Request: Every line of the records below should be restated exactly.

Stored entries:

- - -

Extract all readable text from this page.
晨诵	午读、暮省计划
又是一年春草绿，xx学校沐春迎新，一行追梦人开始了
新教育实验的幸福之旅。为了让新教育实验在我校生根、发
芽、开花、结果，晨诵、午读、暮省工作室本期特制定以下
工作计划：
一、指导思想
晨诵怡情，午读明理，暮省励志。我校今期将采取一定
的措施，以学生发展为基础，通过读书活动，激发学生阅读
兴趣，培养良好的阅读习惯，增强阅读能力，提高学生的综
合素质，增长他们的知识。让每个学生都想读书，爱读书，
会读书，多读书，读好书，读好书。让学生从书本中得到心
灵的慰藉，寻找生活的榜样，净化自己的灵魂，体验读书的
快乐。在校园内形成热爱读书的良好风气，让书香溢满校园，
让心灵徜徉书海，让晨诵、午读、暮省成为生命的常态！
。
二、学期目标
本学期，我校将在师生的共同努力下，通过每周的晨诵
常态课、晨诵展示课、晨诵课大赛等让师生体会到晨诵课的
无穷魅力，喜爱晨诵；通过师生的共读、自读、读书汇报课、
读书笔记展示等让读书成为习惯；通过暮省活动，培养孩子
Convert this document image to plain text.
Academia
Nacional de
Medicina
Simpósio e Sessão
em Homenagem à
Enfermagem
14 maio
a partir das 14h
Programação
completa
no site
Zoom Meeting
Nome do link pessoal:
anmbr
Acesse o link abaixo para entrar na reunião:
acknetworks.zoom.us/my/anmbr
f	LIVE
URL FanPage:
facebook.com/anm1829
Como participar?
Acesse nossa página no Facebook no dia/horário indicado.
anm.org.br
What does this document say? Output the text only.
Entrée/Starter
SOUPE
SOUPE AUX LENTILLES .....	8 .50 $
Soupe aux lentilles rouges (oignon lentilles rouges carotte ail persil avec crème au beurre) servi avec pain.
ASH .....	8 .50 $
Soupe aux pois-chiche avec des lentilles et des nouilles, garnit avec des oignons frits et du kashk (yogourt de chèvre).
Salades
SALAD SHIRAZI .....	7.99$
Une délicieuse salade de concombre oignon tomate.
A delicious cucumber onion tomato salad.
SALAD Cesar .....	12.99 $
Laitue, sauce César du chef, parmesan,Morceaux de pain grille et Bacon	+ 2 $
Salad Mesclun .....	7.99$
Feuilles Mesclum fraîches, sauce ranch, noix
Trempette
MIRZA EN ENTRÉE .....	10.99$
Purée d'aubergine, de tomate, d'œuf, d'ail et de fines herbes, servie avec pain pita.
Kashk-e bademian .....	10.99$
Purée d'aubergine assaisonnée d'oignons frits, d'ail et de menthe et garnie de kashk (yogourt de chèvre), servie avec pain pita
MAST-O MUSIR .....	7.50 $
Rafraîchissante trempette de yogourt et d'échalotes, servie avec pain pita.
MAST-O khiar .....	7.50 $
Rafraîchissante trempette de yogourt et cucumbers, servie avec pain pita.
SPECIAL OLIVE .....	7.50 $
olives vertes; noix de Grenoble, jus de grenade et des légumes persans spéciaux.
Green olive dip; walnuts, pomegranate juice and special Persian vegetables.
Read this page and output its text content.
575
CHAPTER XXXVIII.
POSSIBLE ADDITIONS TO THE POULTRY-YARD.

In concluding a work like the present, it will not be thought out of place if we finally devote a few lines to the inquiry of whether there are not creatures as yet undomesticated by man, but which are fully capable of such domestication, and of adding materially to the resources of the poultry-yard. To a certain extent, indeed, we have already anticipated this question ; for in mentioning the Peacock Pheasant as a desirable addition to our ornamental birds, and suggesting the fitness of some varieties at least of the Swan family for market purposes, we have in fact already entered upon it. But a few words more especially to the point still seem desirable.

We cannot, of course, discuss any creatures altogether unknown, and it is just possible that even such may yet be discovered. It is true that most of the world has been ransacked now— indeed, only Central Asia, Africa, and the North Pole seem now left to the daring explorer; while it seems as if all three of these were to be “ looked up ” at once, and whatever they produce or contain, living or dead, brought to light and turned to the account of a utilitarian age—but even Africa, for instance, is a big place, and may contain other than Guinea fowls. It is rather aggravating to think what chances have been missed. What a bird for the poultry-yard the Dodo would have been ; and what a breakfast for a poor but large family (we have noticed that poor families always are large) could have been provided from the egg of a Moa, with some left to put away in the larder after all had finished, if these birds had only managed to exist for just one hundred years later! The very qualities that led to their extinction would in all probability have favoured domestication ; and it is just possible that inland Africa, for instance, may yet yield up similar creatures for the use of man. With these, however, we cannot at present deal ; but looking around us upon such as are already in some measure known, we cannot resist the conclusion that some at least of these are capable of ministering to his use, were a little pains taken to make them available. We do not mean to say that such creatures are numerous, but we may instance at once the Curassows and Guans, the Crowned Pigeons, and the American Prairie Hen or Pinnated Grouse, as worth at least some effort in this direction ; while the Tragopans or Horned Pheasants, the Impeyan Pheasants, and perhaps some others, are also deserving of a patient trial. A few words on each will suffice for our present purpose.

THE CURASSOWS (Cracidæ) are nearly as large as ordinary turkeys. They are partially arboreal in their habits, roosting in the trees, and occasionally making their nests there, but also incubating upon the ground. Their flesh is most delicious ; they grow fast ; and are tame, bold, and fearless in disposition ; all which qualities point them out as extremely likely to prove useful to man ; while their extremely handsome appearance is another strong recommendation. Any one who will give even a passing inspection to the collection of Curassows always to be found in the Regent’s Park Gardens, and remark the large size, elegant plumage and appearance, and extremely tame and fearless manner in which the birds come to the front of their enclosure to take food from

- - -

Task output:
Extract all readable text from this page.
晨诵	午读、暮省计划
又是一年春草绿，xx学校沐春迎新，一行追梦人开始了
新教育实验的幸福之旅。为了让新教育实验在我校生根、发
芽、开花、结果，晨诵、午读、暮省工作室本期特制定以下
工作计划：
一、指导思想
晨诵怡情，午读明理，暮省励志。我校今期将采取一定
的措施，以学生发展为基础，通过读书活动，激发学生阅读
兴趣，培养良好的阅读习惯，增强阅读能力，提高学生的综
合素质，增长他们的知识。让每个学生都想读书，爱读书，
会读书，多读书，读好书，读好书。让学生从书本中得到心
灵的慰藉，寻找生活的榜样，净化自己的灵魂，体验读书的
快乐。在校园内形成热爱读书的良好风气，让书香溢满校园，
让心灵徜徉书海，让晨诵、午读、暮省成为生命的常态！
。
二、学期目标
本学期，我校将在师生的共同努力下，通过每周的晨诵
常态课、晨诵展示课、晨诵课大赛等让师生体会到晨诵课的
无穷魅力，喜爱晨诵；通过师生的共读、自读、读书汇报课、
读书笔记展示等让读书成为习惯；通过暮省活动，培养孩子
Convert this document image to plain text.
Academia
Nacional de
Medicina
Simpósio e Sessão
em Homenagem à
Enfermagem
14 maio
a partir das 14h
Programação
completa
no site
Zoom Meeting
Nome do link pessoal:
anmbr
Acesse o link abaixo para entrar na reunião:
acknetworks.zoom.us/my/anmbr
f	LIVE
URL FanPage:
facebook.com/anm1829
Como participar?
Acesse nossa página no Facebook no dia/horário indicado.
anm.org.br
What does this document say? Output the text only.
Entrée/Starter
SOUPE
SOUPE AUX LENTILLES .....	8 .50 $
Soupe aux lentilles rouges (oignon lentilles rouges carotte ail persil avec crème au beurre) servi avec pain.
ASH .....	8 .50 $
Soupe aux pois-chiche avec des lentilles et des nouilles, garnit avec des oignons frits et du kashk (yogourt de chèvre).
Salades
SALAD SHIRAZI .....	7.99$
Une délicieuse salade de concombre oignon tomate.
A delicious cucumber onion tomato salad.
SALAD Cesar .....	12.99 $
Laitue, sauce César du chef, parmesan,Morceaux de pain grille et Bacon	+ 2 $
Salad Mesclun .....	7.99$
Feuilles Mesclum fraîches, sauce ranch, noix
Trempette
MIRZA EN ENTRÉE .....	10.99$
Purée d'aubergine, de tomate, d'œuf, d'ail et de fines herbes, servie avec pain pita.
Kashk-e bademian .....	10.99$
Purée d'aubergine assaisonnée d'oignons frits, d'ail et de menthe et garnie de kashk (yogourt de chèvre), servie avec pain pita
MAST-O MUSIR .....	7.50 $
Rafraîchissante trempette de yogourt et d'échalotes, servie avec pain pita.
MAST-O khiar .....	7.50 $
Rafraîchissante trempette de yogourt et cucumbers, servie avec pain pita.
SPECIAL OLIVE .....	7.50 $
olives vertes; noix de Grenoble, jus de grenade et des légumes persans spéciaux.
Green olive dip; walnuts, pomegranate juice and special Persian vegetables.
Read this page and output its text content.
575
CHAPTER XXXVIII.
POSSIBLE ADDITIONS TO THE POULTRY-YARD.

In concluding a work like the present, it will not be thought out of place if we finally devote a few lines to the inquiry of whether there are not creatures as yet undomesticated by man, but which are fully capable of such domestication, and of adding materially to the resources of the poultry-yard. To a certain extent, indeed, we have already anticipated this question ; for in mentioning the Peacock Pheasant as a desirable addition to our ornamental birds, and suggesting the fitness of some varieties at least of the Swan family for market purposes, we have in fact already entered upon it. But a few words more especially to the point still seem desirable.

We cannot, of course, discuss any creatures altogether unknown, and it is just possible that even such may yet be discovered. It is true that most of the world has been ransacked now— indeed, only Central Asia, Africa, and the North Pole seem now left to the daring explorer; while it seems as if all three of these were to be “ looked up ” at once, and whatever they produce or contain, living or dead, brought to light and turned to the account of a utilitarian age—but even Africa, for instance, is a big place, and may contain other than Guinea fowls. It is rather aggravating to think what chances have been missed. What a bird for the poultry-yard the Dodo would have been ; and what a breakfast for a poor but large family (we have noticed that poor families always are large) could have been provided from the egg of a Moa, with some left to put away in the larder after all had finished, if these birds had only managed to exist for just one hundred years later! The very qualities that led to their extinction would in all probability have favoured domestication ; and it is just possible that inland Africa, for instance, may yet yield up similar creatures for the use of man. With these, however, we cannot at present deal ; but looking around us upon such as are already in some measure known, we cannot resist the conclusion that some at least of these are capable of ministering to his use, were a little pains taken to make them available. We do not mean to say that such creatures are numerous, but we may instance at once the Curassows and Guans, the Crowned Pigeons, and the American Prairie Hen or Pinnated Grouse, as worth at least some effort in this direction ; while the Tragopans or Horned Pheasants, the Impeyan Pheasants, and perhaps some others, are also deserving of a patient trial. A few words on each will suffice for our present purpose.

THE CURASSOWS (Cracidæ) are nearly as large as ordinary turkeys. They are partially arboreal in their habits, roosting in the trees, and occasionally making their nests there, but also incubating upon the ground. Their flesh is most delicious ; they grow fast ; and are tame, bold, and fearless in disposition ; all which qualities point them out as extremely likely to prove useful to man ; while their extremely handsome appearance is another strong recommendation. Any one who will give even a passing inspection to the collection of Curassows always to be found in the Regent’s Park Gardens, and remark the large size, elegant plumage and appearance, and extremely tame and fearless manner in which the birds come to the front of their enclosure to take food from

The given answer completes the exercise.